--- MATERIAL PROVIDED ---

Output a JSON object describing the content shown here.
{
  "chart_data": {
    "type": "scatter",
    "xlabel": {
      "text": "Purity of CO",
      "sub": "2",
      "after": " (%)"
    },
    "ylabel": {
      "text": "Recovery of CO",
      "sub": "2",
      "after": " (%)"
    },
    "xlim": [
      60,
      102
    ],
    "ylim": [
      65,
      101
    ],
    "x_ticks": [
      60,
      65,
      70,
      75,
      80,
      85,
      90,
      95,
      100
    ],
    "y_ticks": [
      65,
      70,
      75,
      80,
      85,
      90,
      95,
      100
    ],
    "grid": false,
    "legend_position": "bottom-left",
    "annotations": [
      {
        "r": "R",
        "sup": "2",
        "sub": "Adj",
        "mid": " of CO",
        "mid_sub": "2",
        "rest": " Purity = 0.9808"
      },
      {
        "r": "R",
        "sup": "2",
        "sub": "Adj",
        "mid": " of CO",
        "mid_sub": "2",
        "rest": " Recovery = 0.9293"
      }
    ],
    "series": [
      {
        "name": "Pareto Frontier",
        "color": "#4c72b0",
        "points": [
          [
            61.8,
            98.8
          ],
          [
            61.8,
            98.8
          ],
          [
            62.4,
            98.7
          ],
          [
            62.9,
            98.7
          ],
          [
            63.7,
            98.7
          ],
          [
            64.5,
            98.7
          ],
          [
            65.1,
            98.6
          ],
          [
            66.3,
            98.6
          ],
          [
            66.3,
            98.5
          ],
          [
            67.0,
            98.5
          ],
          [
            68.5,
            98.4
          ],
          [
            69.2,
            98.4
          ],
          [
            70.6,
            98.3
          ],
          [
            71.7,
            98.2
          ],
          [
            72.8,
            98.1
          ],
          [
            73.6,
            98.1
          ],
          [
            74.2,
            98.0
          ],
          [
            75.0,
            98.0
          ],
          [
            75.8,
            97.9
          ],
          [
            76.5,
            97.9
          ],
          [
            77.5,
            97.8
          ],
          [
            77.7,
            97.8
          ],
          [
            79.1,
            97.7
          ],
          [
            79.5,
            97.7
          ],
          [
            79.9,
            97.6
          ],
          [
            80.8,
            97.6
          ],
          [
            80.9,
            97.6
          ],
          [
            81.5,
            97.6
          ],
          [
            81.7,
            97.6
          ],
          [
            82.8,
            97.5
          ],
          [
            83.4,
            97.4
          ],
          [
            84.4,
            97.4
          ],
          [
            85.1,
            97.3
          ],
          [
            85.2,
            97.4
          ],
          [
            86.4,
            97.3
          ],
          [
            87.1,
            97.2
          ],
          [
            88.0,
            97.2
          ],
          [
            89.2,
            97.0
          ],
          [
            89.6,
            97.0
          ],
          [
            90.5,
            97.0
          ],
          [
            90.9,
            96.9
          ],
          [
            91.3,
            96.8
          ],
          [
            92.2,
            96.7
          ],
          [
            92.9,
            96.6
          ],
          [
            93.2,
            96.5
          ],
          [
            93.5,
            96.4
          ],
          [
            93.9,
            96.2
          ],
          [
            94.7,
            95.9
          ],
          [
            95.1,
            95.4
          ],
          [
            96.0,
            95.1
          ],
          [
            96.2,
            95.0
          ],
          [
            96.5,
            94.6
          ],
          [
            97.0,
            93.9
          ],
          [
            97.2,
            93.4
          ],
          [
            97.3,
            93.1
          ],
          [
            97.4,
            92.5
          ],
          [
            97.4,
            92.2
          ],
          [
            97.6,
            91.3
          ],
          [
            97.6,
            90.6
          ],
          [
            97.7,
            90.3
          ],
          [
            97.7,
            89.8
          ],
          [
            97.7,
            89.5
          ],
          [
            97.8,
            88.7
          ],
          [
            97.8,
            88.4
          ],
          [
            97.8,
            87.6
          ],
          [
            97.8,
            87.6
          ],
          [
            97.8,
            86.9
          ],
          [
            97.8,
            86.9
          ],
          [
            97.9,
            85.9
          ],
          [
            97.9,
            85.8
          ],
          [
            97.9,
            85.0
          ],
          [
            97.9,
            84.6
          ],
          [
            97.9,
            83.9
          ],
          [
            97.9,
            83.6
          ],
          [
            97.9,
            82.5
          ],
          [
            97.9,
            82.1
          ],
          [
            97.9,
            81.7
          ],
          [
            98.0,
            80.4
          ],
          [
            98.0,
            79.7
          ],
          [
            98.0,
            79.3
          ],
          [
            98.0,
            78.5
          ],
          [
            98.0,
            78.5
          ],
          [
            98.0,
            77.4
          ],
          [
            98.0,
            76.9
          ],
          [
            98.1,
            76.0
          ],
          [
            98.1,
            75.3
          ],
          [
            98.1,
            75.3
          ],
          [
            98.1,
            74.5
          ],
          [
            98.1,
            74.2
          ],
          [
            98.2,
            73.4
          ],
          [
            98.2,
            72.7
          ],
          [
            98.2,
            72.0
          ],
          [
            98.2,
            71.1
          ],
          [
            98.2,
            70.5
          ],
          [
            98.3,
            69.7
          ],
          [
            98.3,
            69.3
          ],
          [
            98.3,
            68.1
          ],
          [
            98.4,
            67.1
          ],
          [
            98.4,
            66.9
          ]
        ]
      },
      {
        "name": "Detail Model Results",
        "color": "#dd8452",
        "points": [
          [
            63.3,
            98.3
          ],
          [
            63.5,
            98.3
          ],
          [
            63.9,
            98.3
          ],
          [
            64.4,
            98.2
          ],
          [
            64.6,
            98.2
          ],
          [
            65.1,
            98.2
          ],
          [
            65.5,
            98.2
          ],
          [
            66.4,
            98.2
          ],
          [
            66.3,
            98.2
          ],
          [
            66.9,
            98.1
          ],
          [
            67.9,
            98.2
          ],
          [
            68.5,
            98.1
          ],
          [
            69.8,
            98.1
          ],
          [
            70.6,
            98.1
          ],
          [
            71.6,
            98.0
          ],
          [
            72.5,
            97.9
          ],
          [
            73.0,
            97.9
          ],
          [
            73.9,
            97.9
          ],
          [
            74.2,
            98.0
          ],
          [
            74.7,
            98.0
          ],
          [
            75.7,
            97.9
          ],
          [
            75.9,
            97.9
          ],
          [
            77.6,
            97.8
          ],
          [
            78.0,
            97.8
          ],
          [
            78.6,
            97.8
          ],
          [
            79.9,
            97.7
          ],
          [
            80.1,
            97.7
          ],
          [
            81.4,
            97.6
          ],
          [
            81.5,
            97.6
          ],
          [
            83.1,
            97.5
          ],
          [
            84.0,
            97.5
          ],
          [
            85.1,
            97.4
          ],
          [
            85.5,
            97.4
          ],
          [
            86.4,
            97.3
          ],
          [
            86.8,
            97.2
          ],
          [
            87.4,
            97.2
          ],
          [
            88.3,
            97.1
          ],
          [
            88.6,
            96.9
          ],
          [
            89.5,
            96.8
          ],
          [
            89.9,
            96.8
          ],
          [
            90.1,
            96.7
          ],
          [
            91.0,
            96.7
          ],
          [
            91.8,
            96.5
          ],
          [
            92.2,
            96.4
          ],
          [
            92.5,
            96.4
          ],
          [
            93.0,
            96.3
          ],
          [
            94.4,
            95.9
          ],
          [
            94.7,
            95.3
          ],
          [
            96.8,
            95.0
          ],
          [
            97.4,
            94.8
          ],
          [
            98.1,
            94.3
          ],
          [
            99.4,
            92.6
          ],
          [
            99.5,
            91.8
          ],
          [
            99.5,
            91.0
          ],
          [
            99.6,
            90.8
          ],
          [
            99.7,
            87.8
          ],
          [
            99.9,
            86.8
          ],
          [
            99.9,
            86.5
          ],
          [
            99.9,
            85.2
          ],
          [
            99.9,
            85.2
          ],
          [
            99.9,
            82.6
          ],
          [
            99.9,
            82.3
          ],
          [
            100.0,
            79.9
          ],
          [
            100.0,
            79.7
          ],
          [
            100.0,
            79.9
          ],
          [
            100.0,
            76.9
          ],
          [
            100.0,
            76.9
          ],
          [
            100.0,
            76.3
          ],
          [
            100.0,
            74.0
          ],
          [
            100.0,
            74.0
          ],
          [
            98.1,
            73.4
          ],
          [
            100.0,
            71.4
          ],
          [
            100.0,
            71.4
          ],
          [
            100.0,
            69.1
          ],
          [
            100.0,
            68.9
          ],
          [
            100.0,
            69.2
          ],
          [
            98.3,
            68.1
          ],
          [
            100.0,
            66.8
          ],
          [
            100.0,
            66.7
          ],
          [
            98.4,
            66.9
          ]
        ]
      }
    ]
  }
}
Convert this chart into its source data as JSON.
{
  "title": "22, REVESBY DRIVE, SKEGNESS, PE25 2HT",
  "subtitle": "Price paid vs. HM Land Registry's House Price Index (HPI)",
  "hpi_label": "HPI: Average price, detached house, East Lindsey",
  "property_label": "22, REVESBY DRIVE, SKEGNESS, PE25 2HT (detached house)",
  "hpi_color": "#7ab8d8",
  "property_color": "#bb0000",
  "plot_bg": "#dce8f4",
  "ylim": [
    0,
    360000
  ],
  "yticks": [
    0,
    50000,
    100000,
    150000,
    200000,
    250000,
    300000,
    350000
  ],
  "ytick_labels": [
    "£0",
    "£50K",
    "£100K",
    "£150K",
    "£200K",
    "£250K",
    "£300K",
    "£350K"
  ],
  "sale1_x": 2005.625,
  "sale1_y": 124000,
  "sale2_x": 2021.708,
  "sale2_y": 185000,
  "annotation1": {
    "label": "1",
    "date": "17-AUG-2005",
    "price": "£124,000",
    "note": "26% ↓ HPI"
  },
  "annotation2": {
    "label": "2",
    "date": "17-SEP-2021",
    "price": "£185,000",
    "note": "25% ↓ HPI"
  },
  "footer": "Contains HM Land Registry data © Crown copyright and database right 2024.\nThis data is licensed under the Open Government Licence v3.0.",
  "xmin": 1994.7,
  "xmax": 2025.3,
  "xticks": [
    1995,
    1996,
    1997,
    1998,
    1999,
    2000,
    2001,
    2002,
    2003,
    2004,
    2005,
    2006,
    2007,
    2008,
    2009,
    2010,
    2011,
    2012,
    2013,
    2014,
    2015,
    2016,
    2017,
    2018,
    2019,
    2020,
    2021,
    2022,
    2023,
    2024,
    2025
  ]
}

---

▶ TASK OBJECTIVE: Return every line of the preceding records in which the word "DRIVE" appears.

▶ SOLUTION TO THIS PROBLEM:
  "title": "22, REVESBY DRIVE, SKEGNESS, PE25 2HT",
  "property_label": "22, REVESBY DRIVE, SKEGNESS, PE25 2HT (detached house)",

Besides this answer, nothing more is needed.